### Work to be completed:
Each line should be copied exactly.

(Dataset excerpt)

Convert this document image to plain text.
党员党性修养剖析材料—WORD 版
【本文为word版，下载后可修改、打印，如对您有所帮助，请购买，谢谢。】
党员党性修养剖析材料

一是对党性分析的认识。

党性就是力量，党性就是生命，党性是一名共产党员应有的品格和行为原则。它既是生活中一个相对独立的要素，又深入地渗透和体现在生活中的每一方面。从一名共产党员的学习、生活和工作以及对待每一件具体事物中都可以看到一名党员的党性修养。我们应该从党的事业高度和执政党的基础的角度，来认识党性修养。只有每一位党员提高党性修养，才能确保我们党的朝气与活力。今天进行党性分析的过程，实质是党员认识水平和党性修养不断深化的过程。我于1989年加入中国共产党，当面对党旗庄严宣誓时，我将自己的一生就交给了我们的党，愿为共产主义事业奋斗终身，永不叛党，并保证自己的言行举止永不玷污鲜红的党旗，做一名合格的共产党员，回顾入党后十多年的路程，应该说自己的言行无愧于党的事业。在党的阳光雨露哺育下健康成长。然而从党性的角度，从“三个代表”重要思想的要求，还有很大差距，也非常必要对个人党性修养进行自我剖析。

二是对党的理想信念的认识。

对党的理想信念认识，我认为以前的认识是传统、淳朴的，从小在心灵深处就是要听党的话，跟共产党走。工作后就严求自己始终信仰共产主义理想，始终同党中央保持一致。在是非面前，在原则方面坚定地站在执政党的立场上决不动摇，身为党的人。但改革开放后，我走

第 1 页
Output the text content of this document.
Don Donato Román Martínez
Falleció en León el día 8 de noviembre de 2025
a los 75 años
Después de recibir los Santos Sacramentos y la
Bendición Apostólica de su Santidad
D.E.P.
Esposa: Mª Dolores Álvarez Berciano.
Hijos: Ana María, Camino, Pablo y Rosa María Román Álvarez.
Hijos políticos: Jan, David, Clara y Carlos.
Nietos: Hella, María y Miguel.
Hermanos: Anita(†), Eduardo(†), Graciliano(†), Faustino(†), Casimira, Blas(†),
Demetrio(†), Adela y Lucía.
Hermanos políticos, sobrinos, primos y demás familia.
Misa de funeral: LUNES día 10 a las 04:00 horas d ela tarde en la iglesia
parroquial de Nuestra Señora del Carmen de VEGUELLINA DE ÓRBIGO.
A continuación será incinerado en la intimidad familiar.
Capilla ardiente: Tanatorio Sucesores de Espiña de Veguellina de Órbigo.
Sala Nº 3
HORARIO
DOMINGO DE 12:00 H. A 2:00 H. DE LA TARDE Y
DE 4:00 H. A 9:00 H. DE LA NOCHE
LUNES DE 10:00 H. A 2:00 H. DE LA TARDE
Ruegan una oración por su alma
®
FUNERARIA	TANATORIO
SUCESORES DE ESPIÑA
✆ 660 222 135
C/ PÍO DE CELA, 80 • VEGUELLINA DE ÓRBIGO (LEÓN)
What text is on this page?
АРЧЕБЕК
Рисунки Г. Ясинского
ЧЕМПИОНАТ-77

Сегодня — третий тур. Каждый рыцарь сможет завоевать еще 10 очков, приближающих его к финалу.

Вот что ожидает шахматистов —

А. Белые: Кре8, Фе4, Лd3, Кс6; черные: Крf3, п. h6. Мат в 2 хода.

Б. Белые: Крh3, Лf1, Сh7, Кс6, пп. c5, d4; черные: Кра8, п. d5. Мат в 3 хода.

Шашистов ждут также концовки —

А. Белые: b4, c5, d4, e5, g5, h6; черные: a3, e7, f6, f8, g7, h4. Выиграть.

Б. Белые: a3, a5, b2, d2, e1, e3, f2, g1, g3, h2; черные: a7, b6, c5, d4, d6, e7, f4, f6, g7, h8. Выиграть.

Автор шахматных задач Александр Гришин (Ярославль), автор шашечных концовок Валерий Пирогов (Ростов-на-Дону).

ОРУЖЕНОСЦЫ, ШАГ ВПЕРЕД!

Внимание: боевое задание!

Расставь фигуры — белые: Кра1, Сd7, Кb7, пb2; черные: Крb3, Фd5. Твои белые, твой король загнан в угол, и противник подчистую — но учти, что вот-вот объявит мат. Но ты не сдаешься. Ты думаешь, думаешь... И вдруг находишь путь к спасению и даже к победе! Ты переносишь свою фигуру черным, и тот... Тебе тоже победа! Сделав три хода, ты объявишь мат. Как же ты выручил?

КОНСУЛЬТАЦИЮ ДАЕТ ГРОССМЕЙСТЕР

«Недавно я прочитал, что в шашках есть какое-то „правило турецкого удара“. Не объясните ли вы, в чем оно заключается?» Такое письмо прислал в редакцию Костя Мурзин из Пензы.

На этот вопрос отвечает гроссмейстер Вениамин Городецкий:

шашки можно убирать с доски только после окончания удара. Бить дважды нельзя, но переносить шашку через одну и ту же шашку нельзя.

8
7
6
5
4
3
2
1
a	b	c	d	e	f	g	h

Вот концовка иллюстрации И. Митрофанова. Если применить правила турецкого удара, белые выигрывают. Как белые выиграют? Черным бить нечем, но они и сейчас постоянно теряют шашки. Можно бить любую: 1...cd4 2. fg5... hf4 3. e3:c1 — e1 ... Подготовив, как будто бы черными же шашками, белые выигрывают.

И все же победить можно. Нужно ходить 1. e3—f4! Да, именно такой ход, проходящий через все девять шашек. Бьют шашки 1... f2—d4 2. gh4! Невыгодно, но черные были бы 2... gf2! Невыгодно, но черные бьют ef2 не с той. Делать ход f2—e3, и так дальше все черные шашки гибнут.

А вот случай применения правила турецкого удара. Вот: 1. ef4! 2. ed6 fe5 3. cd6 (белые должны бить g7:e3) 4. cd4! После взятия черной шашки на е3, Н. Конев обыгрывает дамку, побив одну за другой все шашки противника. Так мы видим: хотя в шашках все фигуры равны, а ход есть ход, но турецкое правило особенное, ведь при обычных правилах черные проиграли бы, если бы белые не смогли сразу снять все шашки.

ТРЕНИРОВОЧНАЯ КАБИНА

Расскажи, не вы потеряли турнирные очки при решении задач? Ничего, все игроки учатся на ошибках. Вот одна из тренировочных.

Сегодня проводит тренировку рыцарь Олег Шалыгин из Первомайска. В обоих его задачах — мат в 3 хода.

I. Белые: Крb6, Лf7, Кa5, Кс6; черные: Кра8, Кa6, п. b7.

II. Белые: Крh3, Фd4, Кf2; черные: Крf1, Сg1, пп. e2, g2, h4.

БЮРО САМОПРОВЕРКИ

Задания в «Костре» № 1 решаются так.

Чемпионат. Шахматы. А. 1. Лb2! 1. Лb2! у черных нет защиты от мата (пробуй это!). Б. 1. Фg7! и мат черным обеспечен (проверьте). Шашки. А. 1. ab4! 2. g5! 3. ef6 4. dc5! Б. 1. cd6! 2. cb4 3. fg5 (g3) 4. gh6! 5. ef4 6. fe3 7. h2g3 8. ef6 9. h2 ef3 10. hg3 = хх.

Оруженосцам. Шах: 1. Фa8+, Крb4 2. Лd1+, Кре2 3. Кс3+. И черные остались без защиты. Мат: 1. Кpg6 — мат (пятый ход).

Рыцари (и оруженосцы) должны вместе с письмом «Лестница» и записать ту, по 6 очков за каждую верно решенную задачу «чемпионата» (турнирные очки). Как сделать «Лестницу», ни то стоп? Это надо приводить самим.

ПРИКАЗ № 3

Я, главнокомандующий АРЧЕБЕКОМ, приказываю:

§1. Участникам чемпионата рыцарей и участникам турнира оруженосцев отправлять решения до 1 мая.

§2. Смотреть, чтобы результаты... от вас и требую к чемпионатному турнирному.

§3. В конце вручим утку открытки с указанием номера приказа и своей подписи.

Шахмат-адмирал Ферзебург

### The solution:
Convert this document image to plain text.
党员党性修养剖析材料—WORD 版
【本文为word版，下载后可修改、打印，如对您有所帮助，请购买，谢谢。】
党员党性修养剖析材料

一是对党性分析的认识。

党性就是力量，党性就是生命，党性是一名共产党员应有的品格和行为原则。它既是生活中一个相对独立的要素，又深入地渗透和体现在生活中的每一方面。从一名共产党员的学习、生活和工作以及对待每一件具体事物中都可以看到一名党员的党性修养。我们应该从党的事业高度和执政党的基础的角度，来认识党性修养。只有每一位党员提高党性修养，才能确保我们党的朝气与活力。今天进行党性分析的过程，实质是党员认识水平和党性修养不断深化的过程。我于1989年加入中国共产党，当面对党旗庄严宣誓时，我将自己的一生就交给了我们的党，愿为共产主义事业奋斗终身，永不叛党，并保证自己的言行举止永不玷污鲜红的党旗，做一名合格的共产党员，回顾入党后十多年的路程，应该说自己的言行无愧于党的事业。在党的阳光雨露哺育下健康成长。然而从党性的角度，从“三个代表”重要思想的要求，还有很大差距，也非常必要对个人党性修养进行自我剖析。

二是对党的理想信念的认识。

对党的理想信念认识，我认为以前的认识是传统、淳朴的，从小在心灵深处就是要听党的话，跟共产党走。工作后就严求自己始终信仰共产主义理想，始终同党中央保持一致。在是非面前，在原则方面坚定地站在执政党的立场上决不动摇，身为党的人。但改革开放后，我走

第 1 页
Output the text content of this document.
Don Donato Román Martínez
Falleció en León el día 8 de noviembre de 2025
a los 75 años
Después de recibir los Santos Sacramentos y la
Bendición Apostólica de su Santidad
D.E.P.
Esposa: Mª Dolores Álvarez Berciano.
Hijos: Ana María, Camino, Pablo y Rosa María Román Álvarez.
Hijos políticos: Jan, David, Clara y Carlos.
Nietos: Hella, María y Miguel.
Hermanos: Anita(†), Eduardo(†), Graciliano(†), Faustino(†), Casimira, Blas(†),
Demetrio(†), Adela y Lucía.
Hermanos políticos, sobrinos, primos y demás familia.
Misa de funeral: LUNES día 10 a las 04:00 horas d ela tarde en la iglesia
parroquial de Nuestra Señora del Carmen de VEGUELLINA DE ÓRBIGO.
A continuación será incinerado en la intimidad familiar.
Capilla ardiente: Tanatorio Sucesores de Espiña de Veguellina de Órbigo.
Sala Nº 3
HORARIO
DOMINGO DE 12:00 H. A 2:00 H. DE LA TARDE Y
DE 4:00 H. A 9:00 H. DE LA NOCHE
LUNES DE 10:00 H. A 2:00 H. DE LA TARDE
Ruegan una oración por su alma
®
FUNERARIA	TANATORIO
SUCESORES DE ESPIÑA
✆ 660 222 135
C/ PÍO DE CELA, 80 • VEGUELLINA DE ÓRBIGO (LEÓN)
What text is on this page?
АРЧЕБЕК
Рисунки Г. Ясинского
ЧЕМПИОНАТ-77

Сегодня — третий тур. Каждый рыцарь сможет завоевать еще 10 очков, приближающих его к финалу.

Вот что ожидает шахматистов —

А. Белые: Кре8, Фе4, Лd3, Кс6; черные: Крf3, п. h6. Мат в 2 хода.

Б. Белые: Крh3, Лf1, Сh7, Кс6, пп. c5, d4; черные: Кра8, п. d5. Мат в 3 хода.

Шашистов ждут также концовки —

А. Белые: b4, c5, d4, e5, g5, h6; черные: a3, e7, f6, f8, g7, h4. Выиграть.

Б. Белые: a3, a5, b2, d2, e1, e3, f2, g1, g3, h2; черные: a7, b6, c5, d4, d6, e7, f4, f6, g7, h8. Выиграть.

Автор шахматных задач Александр Гришин (Ярославль), автор шашечных концовок Валерий Пирогов (Ростов-на-Дону).

ОРУЖЕНОСЦЫ, ШАГ ВПЕРЕД!

Внимание: боевое задание!

Расставь фигуры — белые: Кра1, Сd7, Кb7, пb2; черные: Крb3, Фd5. Твои белые, твой король загнан в угол, и противник подчистую — но учти, что вот-вот объявит мат. Но ты не сдаешься. Ты думаешь, думаешь... И вдруг находишь путь к спасению и даже к победе! Ты переносишь свою фигуру черным, и тот... Тебе тоже победа! Сделав три хода, ты объявишь мат. Как же ты выручил?

КОНСУЛЬТАЦИЮ ДАЕТ ГРОССМЕЙСТЕР

«Недавно я прочитал, что в шашках есть какое-то „правило турецкого удара“. Не объясните ли вы, в чем оно заключается?» Такое письмо прислал в редакцию Костя Мурзин из Пензы.

На этот вопрос отвечает гроссмейстер Вениамин Городецкий:

шашки можно убирать с доски только после окончания удара. Бить дважды нельзя, но переносить шашку через одну и ту же шашку нельзя.

8
7
6
5
4
3
2
1
a	b	c	d	e	f	g	h

Вот концовка иллюстрации И. Митрофанова. Если применить правила турецкого удара, белые выигрывают. Как белые выиграют? Черным бить нечем, но они и сейчас постоянно теряют шашки. Можно бить любую: 1...cd4 2. fg5... hf4 3. e3:c1 — e1 ... Подготовив, как будто бы черными же шашками, белые выигрывают.

И все же победить можно. Нужно ходить 1. e3—f4! Да, именно такой ход, проходящий через все девять шашек. Бьют шашки 1... f2—d4 2. gh4! Невыгодно, но черные были бы 2... gf2! Невыгодно, но черные бьют ef2 не с той. Делать ход f2—e3, и так дальше все черные шашки гибнут.

А вот случай применения правила турецкого удара. Вот: 1. ef4! 2. ed6 fe5 3. cd6 (белые должны бить g7:e3) 4. cd4! После взятия черной шашки на е3, Н. Конев обыгрывает дамку, побив одну за другой все шашки противника. Так мы видим: хотя в шашках все фигуры равны, а ход есть ход, но турецкое правило особенное, ведь при обычных правилах черные проиграли бы, если бы белые не смогли сразу снять все шашки.

ТРЕНИРОВОЧНАЯ КАБИНА

Расскажи, не вы потеряли турнирные очки при решении задач? Ничего, все игроки учатся на ошибках. Вот одна из тренировочных.

Сегодня проводит тренировку рыцарь Олег Шалыгин из Первомайска. В обоих его задачах — мат в 3 хода.

I. Белые: Крb6, Лf7, Кa5, Кс6; черные: Кра8, Кa6, п. b7.

II. Белые: Крh3, Фd4, Кf2; черные: Крf1, Сg1, пп. e2, g2, h4.

БЮРО САМОПРОВЕРКИ

Задания в «Костре» № 1 решаются так.

Чемпионат. Шахматы. А. 1. Лb2! 1. Лb2! у черных нет защиты от мата (пробуй это!). Б. 1. Фg7! и мат черным обеспечен (проверьте). Шашки. А. 1. ab4! 2. g5! 3. ef6 4. dc5! Б. 1. cd6! 2. cb4 3. fg5 (g3) 4. gh6! 5. ef4 6. fe3 7. h2g3 8. ef6 9. h2 ef3 10. hg3 = хх.

Оруженосцам. Шах: 1. Фa8+, Крb4 2. Лd1+, Кре2 3. Кс3+. И черные остались без защиты. Мат: 1. Кpg6 — мат (пятый ход).

Рыцари (и оруженосцы) должны вместе с письмом «Лестница» и записать ту, по 6 очков за каждую верно решенную задачу «чемпионата» (турнирные очки). Как сделать «Лестницу», ни то стоп? Это надо приводить самим.

ПРИКАЗ № 3

Я, главнокомандующий АРЧЕБЕКОМ, приказываю:

§1. Участникам чемпионата рыцарей и участникам турнира оруженосцев отправлять решения до 1 мая.

§2. Смотреть, чтобы результаты... от вас и требую к чемпионатному турнирному.

§3. В конце вручим утку открытки с указанием номера приказа и своей подписи.

Шахмат-адмирал Ферзебург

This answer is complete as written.